* _Information provided_:
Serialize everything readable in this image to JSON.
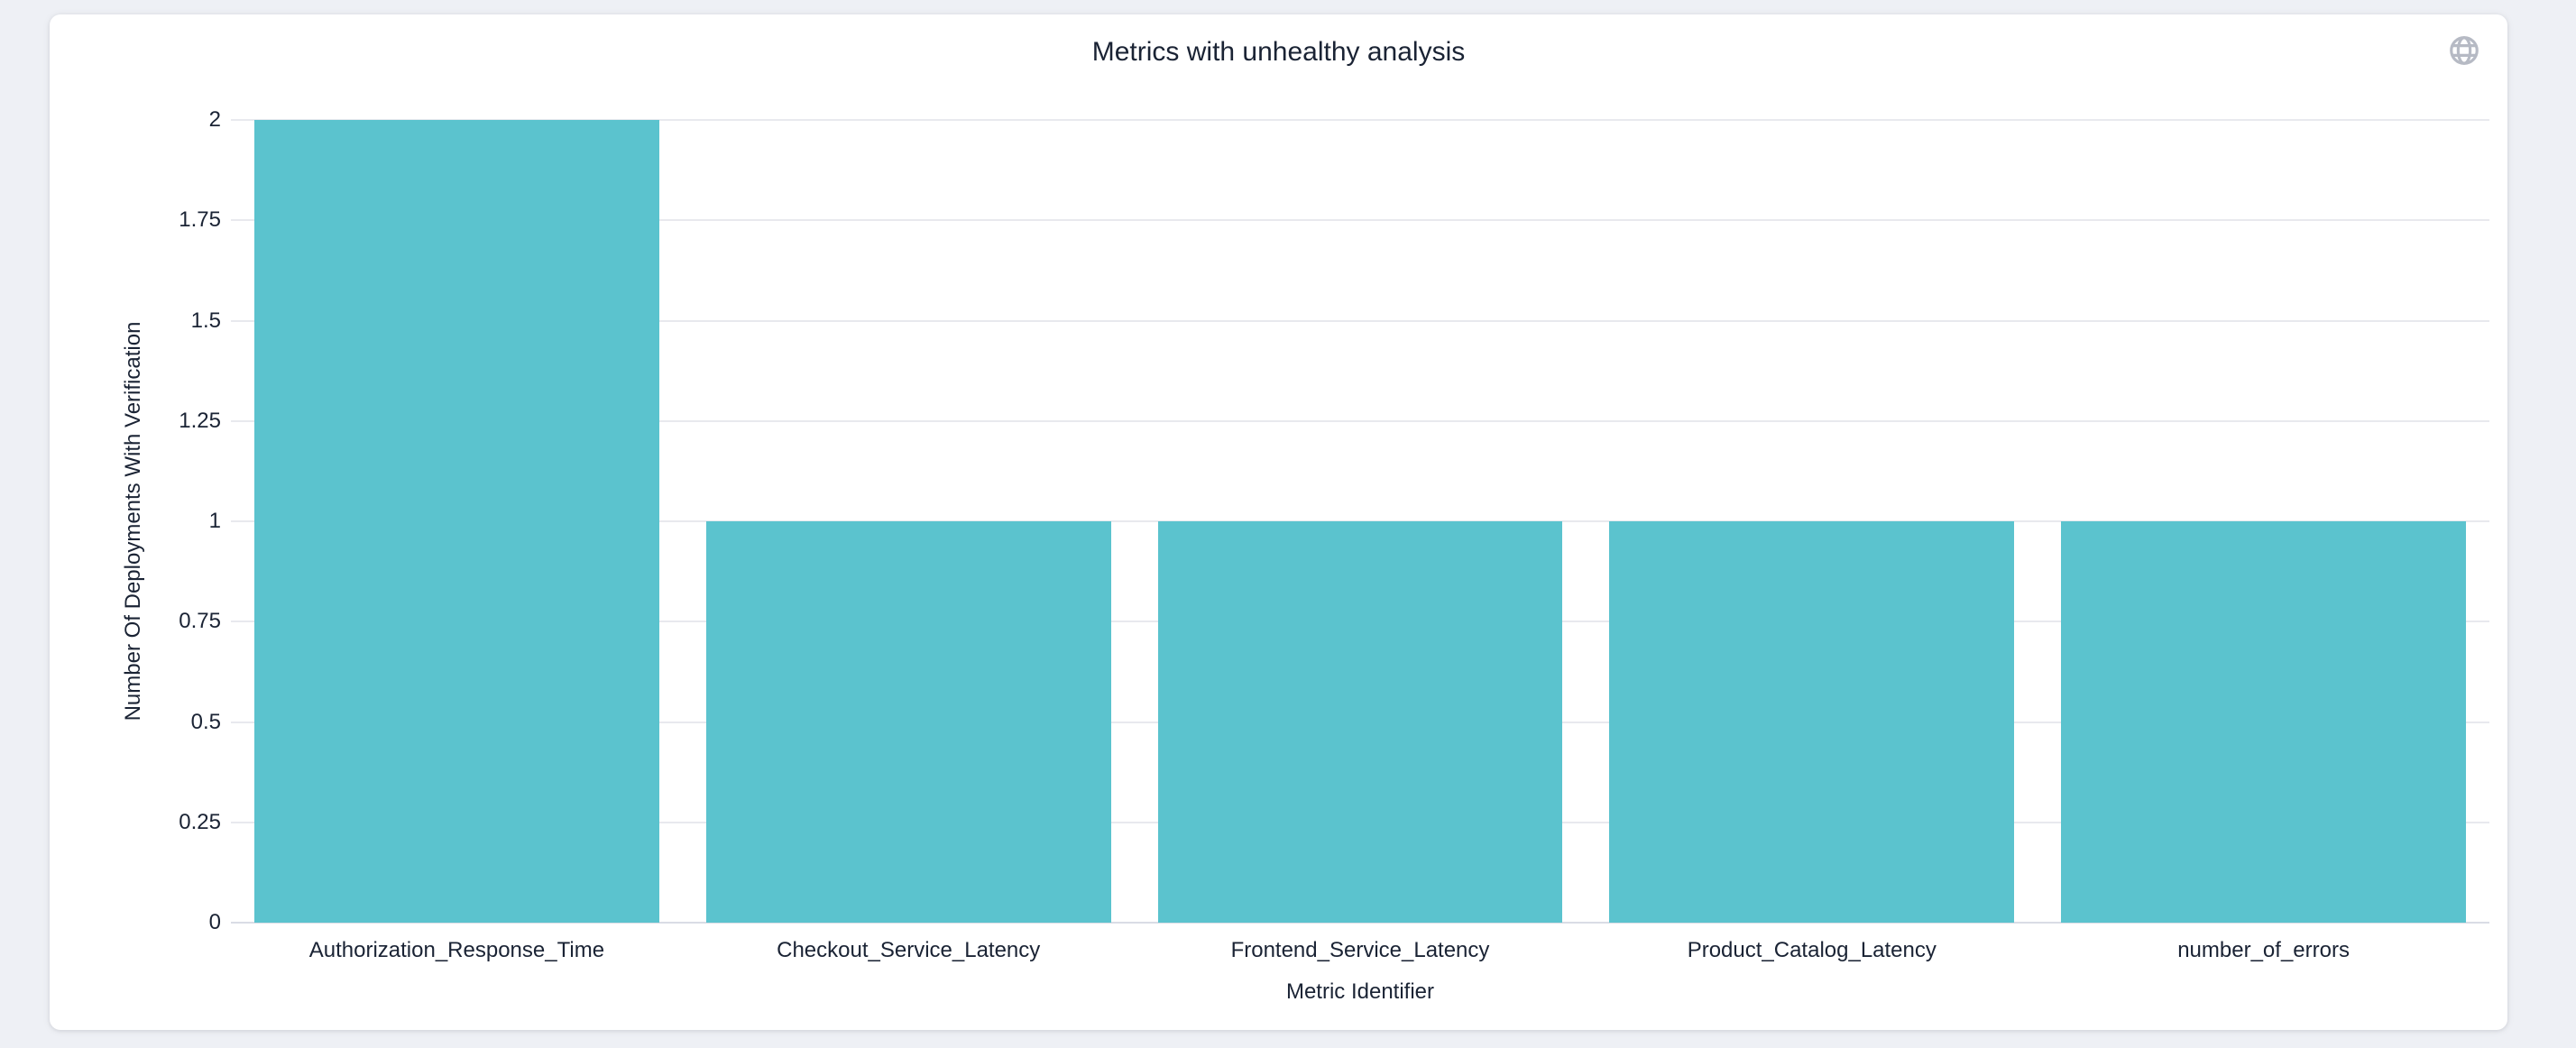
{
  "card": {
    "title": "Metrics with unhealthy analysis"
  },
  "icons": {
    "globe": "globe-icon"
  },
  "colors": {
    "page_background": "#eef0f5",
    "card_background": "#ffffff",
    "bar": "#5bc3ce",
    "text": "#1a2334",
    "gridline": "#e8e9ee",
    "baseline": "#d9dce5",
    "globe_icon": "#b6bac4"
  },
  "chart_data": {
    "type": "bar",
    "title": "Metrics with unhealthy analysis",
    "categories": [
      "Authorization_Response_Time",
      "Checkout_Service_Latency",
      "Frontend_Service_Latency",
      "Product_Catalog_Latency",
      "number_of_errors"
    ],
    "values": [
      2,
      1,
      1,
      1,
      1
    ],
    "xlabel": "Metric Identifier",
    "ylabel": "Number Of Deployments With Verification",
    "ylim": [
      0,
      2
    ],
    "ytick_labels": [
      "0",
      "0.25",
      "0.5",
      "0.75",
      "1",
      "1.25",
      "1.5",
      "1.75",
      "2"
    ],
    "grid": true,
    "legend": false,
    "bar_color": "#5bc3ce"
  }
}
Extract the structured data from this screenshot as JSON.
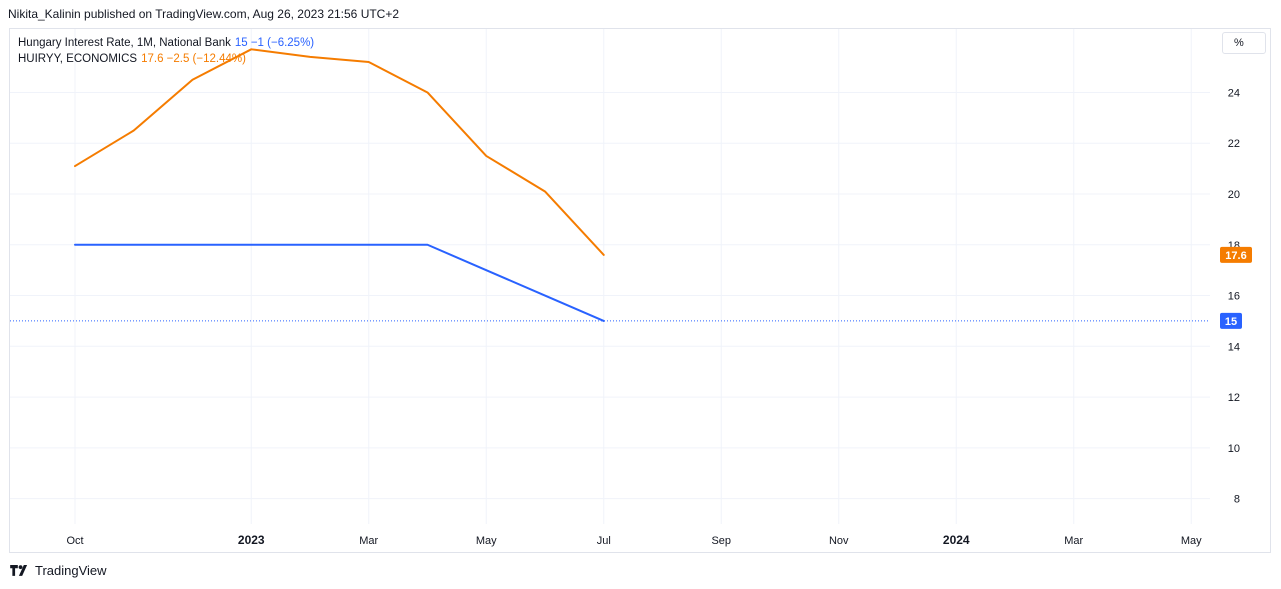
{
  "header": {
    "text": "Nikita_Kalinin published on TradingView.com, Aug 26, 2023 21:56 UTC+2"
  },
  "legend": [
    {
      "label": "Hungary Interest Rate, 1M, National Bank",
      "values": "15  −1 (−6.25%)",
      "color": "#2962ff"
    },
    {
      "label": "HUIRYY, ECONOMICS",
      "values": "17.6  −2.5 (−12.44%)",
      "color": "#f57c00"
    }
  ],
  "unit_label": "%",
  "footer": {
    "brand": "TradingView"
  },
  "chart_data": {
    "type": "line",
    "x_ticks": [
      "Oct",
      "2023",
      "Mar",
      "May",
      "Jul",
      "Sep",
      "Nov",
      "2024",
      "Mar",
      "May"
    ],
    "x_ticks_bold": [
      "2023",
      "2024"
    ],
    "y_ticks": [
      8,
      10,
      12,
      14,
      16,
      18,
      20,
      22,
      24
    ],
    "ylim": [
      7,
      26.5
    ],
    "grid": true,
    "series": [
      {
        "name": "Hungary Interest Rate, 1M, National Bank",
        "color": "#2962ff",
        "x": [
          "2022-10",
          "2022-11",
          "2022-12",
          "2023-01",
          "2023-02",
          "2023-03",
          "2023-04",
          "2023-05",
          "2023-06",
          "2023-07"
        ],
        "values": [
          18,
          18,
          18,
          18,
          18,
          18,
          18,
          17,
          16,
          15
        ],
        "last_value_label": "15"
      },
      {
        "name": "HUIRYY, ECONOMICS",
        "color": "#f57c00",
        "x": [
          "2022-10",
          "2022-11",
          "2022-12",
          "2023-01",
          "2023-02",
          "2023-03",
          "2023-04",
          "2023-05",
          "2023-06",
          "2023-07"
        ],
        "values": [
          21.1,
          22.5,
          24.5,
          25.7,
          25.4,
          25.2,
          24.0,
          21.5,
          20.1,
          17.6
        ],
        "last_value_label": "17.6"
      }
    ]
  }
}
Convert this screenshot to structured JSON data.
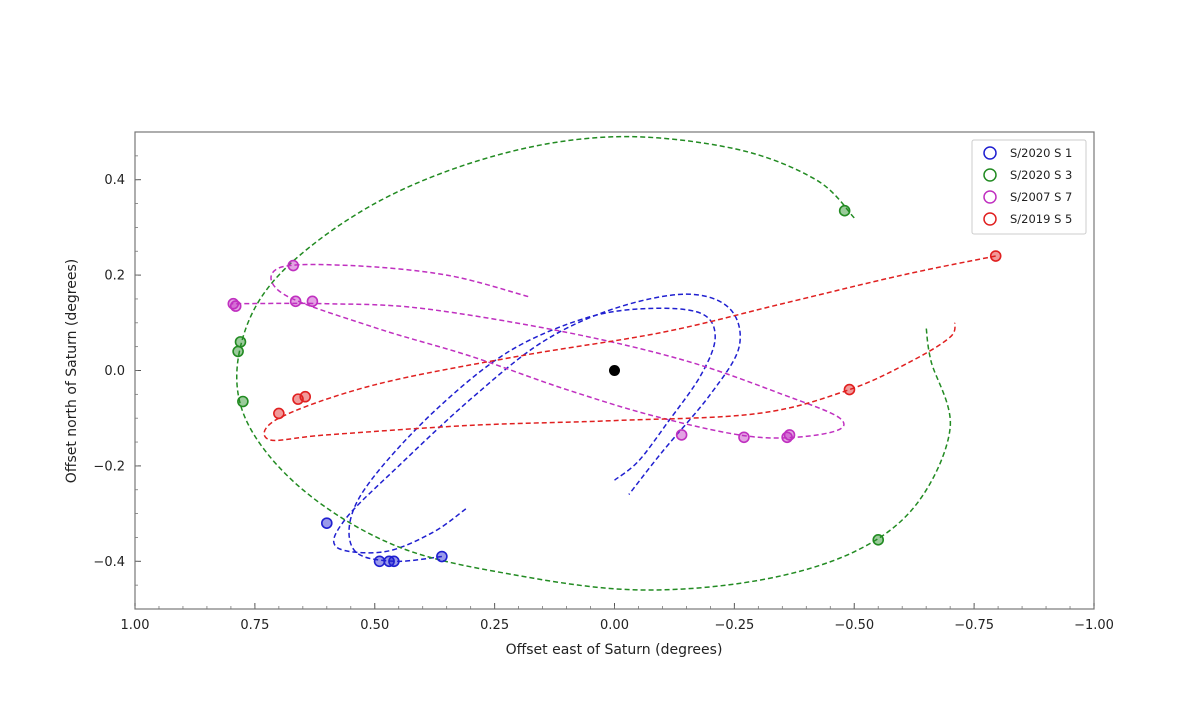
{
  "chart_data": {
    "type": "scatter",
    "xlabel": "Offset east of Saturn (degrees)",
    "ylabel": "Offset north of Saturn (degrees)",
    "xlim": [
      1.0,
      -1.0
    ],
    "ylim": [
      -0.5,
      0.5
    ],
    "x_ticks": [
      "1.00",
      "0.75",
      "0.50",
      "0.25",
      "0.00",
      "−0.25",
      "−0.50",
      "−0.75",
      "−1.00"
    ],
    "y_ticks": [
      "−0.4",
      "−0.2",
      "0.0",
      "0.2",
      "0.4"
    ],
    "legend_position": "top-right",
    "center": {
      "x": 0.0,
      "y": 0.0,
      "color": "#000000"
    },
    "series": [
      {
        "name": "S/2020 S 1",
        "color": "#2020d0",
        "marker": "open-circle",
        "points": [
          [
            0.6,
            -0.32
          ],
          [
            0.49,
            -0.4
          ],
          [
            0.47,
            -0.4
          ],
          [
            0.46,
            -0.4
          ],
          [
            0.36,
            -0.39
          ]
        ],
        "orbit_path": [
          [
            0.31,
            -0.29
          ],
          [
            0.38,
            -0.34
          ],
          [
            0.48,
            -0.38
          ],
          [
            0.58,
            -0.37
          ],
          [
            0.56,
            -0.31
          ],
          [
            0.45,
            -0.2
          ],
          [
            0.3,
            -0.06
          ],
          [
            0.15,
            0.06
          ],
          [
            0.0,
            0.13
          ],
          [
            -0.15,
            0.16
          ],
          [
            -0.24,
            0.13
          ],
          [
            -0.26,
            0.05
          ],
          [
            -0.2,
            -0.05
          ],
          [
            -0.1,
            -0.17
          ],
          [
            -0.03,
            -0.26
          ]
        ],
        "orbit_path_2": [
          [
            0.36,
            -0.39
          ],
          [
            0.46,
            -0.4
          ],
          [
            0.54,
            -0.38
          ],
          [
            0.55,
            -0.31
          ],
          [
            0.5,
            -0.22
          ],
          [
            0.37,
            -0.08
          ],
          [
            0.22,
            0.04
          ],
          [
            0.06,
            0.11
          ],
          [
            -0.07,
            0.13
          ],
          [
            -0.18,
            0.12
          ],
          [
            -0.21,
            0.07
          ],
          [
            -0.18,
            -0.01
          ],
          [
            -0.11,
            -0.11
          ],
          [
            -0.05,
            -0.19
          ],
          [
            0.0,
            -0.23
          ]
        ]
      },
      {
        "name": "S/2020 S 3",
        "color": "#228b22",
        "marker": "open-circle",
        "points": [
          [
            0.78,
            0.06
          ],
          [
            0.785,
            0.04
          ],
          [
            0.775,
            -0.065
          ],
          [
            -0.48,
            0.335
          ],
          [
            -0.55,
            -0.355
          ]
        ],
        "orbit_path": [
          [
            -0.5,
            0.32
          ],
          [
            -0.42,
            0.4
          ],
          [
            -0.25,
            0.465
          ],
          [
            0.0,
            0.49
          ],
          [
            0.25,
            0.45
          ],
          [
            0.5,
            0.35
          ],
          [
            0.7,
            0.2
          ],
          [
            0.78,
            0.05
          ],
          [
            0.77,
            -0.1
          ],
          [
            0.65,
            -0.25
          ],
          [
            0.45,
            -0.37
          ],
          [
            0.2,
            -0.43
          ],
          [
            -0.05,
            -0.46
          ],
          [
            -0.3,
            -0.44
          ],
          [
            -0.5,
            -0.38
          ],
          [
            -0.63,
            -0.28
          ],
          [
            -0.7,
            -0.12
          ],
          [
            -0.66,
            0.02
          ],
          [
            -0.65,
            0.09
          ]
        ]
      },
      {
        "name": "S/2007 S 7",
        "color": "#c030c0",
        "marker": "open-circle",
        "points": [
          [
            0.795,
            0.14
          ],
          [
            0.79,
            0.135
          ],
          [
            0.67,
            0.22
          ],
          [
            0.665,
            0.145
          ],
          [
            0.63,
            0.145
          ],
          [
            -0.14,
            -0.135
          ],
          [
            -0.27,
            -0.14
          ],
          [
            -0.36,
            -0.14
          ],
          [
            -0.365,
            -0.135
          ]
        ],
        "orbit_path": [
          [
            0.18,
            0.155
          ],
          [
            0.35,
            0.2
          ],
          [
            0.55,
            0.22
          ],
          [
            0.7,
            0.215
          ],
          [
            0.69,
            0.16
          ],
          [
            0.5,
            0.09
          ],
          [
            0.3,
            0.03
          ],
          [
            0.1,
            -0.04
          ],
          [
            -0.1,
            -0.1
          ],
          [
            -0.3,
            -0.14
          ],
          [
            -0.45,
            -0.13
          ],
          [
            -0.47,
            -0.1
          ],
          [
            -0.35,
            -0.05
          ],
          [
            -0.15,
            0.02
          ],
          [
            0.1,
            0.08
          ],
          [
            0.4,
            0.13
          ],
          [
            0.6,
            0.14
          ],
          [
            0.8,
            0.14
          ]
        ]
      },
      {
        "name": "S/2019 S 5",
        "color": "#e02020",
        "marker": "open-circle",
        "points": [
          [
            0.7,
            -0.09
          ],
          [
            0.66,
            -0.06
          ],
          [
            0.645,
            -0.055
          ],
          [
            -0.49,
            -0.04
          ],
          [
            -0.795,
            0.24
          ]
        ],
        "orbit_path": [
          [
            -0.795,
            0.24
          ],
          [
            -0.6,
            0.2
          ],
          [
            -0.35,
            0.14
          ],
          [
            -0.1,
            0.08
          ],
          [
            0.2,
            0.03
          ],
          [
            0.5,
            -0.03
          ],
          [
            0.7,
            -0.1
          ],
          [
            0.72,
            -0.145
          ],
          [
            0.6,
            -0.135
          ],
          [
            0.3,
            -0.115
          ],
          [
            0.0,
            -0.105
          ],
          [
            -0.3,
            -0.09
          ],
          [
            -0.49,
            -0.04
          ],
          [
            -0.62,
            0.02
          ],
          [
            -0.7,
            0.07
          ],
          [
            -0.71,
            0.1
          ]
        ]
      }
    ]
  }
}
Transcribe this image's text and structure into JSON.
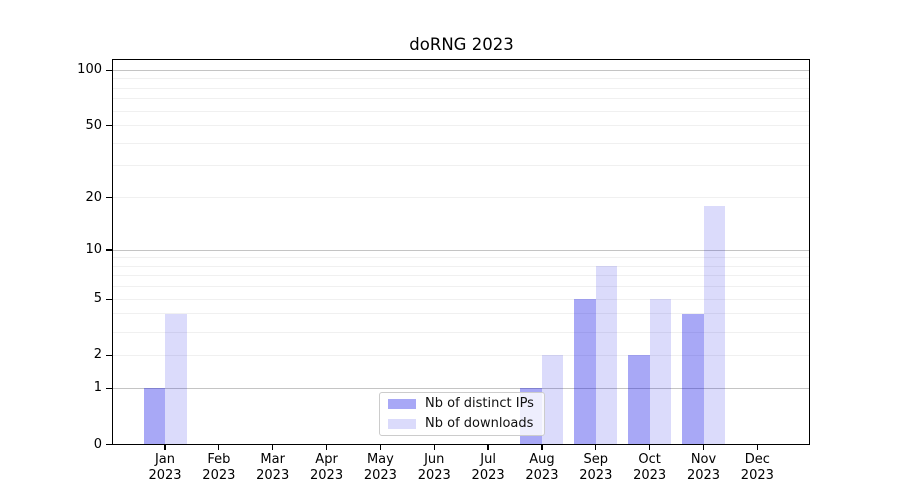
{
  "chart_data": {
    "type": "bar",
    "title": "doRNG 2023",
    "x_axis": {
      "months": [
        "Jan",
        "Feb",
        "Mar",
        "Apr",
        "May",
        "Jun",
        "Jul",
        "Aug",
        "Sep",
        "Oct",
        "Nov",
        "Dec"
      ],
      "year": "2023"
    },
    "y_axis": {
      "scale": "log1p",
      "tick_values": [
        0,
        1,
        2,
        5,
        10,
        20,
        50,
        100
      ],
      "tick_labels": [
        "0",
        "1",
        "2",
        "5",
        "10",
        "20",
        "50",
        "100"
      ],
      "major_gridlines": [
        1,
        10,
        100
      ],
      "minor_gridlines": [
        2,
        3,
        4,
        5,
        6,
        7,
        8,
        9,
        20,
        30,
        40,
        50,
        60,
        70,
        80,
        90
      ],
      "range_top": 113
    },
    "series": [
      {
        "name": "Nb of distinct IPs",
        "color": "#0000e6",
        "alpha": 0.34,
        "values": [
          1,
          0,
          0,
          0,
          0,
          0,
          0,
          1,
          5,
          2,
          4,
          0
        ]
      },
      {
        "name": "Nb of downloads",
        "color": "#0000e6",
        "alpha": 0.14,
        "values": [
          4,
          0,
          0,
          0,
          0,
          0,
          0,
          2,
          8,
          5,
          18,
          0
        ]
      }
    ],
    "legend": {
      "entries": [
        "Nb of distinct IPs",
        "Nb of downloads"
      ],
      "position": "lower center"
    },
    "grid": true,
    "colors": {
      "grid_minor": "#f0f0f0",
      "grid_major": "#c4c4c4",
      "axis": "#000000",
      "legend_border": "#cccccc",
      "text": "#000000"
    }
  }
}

* _What to do_: Go through the listing above and locate each line that holds the word "type". Copy those lines.

* _Response to this task_:
    "type": "bar",
    "type": "line",
    "type": "scatter",
    "type": "bar",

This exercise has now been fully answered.